**WORK TO BE COMPLETED:**
Extract every line of the material that holds the string "lòng".

**ENTRIES SHOWN:**
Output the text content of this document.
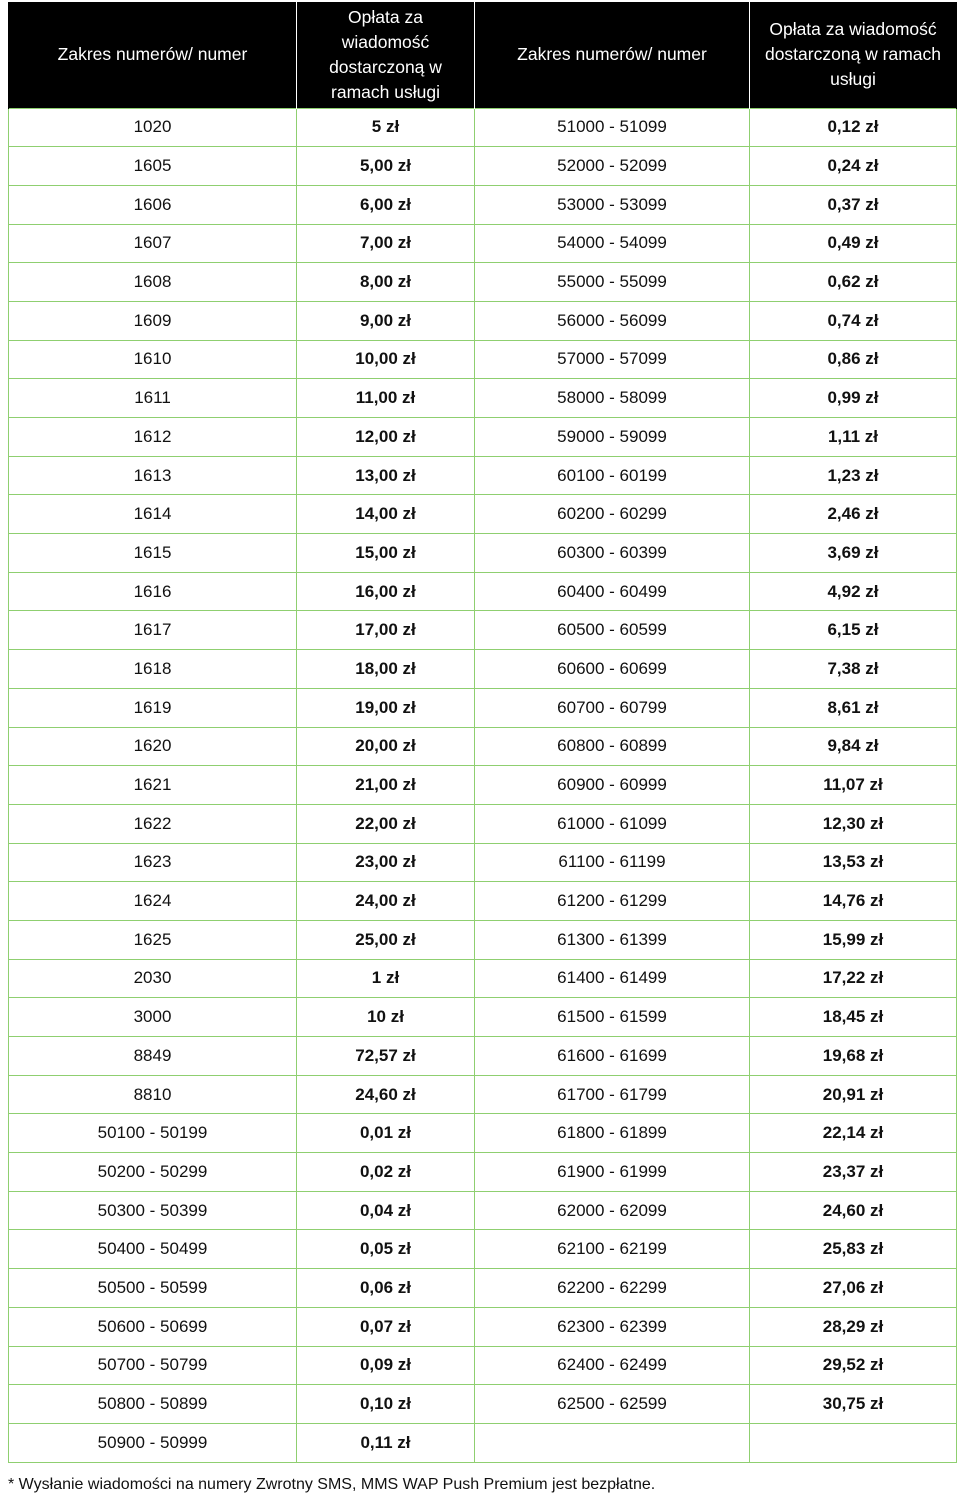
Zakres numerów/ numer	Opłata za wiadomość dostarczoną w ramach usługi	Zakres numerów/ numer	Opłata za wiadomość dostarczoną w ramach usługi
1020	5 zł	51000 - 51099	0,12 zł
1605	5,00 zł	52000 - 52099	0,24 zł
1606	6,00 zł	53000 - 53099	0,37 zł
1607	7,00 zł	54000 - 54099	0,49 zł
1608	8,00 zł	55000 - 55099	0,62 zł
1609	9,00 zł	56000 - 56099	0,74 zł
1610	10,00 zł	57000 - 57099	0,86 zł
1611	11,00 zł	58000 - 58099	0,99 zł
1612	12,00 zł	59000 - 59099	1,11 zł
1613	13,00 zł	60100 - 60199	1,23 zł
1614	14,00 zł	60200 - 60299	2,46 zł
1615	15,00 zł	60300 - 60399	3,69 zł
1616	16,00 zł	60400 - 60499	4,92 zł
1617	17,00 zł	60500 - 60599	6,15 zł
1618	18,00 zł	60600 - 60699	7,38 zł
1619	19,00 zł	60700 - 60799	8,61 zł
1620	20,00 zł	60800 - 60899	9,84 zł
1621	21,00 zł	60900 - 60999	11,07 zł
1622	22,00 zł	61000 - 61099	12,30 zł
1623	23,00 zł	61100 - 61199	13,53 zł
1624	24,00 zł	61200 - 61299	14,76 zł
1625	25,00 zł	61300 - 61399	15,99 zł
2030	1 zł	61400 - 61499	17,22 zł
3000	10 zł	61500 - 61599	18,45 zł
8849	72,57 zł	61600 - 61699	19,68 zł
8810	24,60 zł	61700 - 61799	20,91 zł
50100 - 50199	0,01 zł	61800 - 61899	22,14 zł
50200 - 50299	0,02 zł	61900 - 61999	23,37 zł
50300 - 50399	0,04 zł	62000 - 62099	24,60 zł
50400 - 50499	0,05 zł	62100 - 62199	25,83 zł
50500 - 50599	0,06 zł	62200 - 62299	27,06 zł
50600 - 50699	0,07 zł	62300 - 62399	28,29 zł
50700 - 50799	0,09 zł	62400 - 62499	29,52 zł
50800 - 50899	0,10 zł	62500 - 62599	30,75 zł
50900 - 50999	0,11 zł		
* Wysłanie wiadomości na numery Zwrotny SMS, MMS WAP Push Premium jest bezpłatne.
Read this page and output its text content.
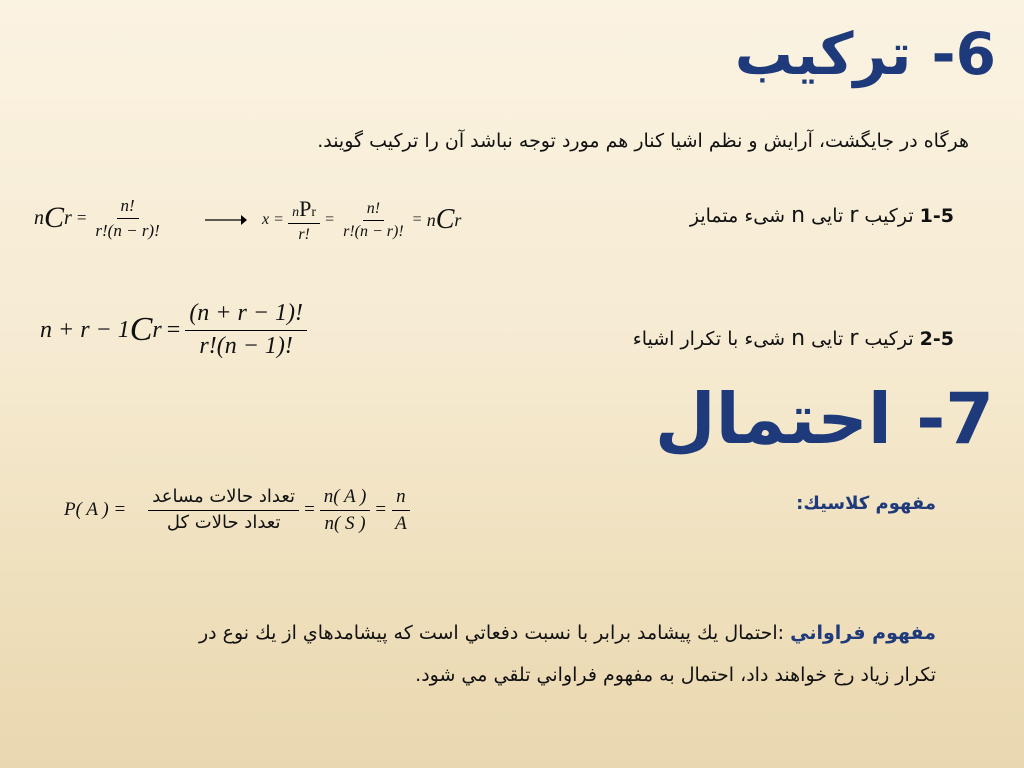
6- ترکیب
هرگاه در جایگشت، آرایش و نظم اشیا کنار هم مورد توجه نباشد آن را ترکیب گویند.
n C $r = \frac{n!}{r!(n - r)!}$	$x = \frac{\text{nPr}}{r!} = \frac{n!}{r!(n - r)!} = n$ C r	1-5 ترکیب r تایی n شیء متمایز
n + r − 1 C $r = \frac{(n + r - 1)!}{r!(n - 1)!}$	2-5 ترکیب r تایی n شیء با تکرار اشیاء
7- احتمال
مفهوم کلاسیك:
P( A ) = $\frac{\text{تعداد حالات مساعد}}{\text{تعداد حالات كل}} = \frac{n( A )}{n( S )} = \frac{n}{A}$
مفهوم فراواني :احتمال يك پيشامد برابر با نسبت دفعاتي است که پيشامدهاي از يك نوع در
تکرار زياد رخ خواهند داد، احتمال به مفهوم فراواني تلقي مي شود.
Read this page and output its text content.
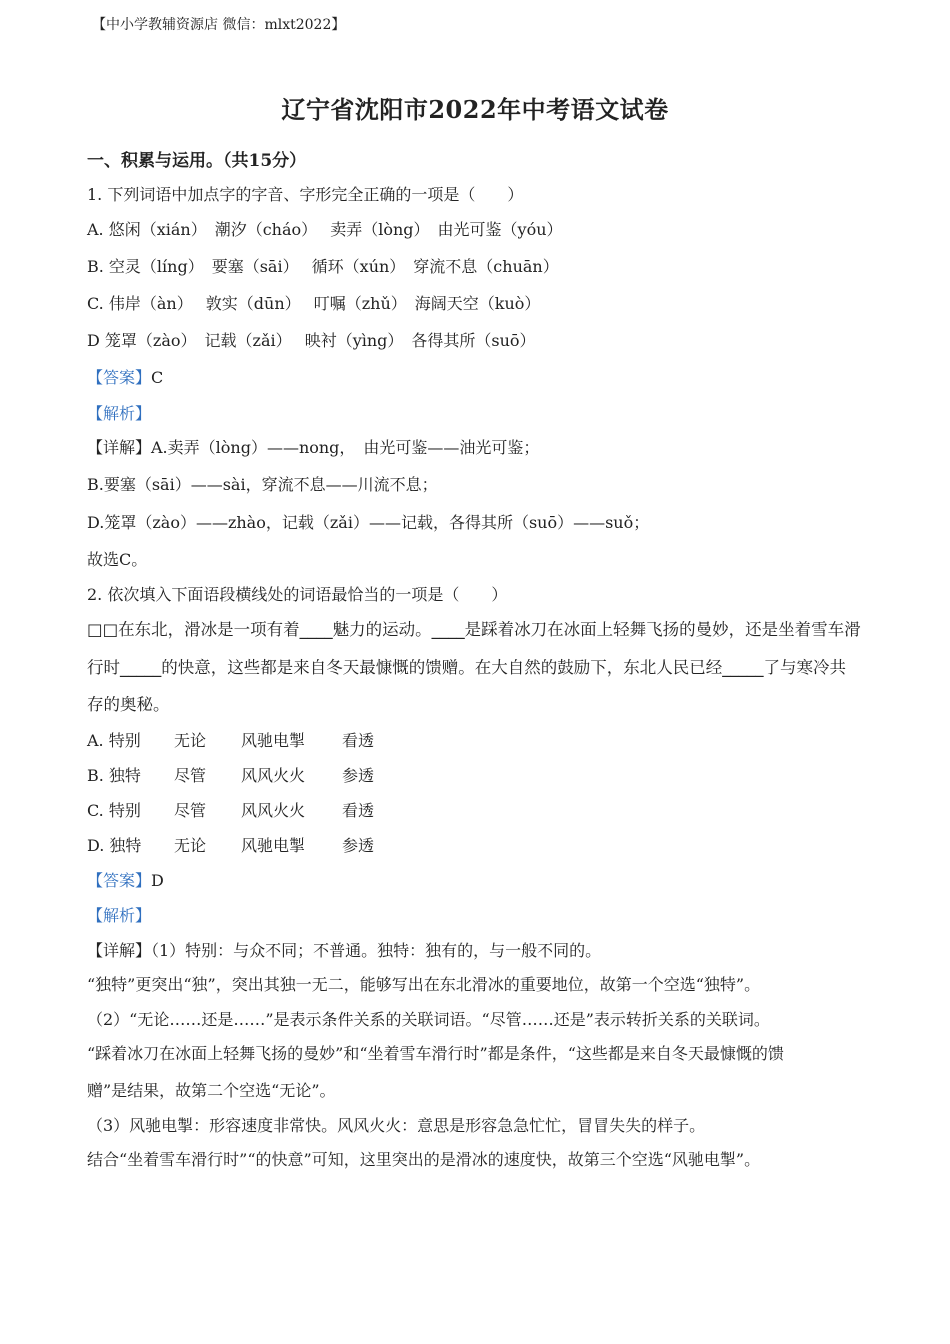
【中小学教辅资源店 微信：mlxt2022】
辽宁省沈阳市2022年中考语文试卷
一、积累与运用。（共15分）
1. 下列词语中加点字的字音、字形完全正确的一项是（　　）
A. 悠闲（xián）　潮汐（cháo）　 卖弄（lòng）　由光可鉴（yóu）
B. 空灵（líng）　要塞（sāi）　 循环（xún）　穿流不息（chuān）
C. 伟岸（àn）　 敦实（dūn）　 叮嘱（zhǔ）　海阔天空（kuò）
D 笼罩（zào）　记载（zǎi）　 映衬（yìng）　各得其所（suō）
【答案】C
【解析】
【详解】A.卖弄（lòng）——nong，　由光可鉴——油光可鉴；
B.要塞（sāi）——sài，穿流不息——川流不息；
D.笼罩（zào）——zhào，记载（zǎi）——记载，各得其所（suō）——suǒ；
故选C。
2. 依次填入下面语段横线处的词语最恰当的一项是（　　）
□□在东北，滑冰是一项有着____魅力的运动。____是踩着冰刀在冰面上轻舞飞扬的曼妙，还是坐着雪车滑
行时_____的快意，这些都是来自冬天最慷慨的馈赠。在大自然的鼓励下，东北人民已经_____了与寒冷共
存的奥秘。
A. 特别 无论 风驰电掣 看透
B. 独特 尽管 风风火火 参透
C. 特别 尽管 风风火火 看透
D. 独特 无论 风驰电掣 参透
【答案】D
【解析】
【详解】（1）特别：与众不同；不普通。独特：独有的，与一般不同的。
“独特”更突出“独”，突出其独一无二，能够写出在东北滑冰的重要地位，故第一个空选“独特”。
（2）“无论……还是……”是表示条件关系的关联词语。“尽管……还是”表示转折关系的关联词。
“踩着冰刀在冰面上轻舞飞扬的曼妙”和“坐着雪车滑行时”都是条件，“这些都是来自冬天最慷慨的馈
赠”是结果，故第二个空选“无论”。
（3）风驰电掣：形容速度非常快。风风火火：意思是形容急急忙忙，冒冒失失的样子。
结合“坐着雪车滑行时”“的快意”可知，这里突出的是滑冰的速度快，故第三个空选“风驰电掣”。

**TASK RESPONSE:**
A. 悠闲（xián）　潮汐（cháo）　 卖弄（lòng）　由光可鉴（yóu）
【详解】A.卖弄（lòng）——nong，　由光可鉴——油光可鉴；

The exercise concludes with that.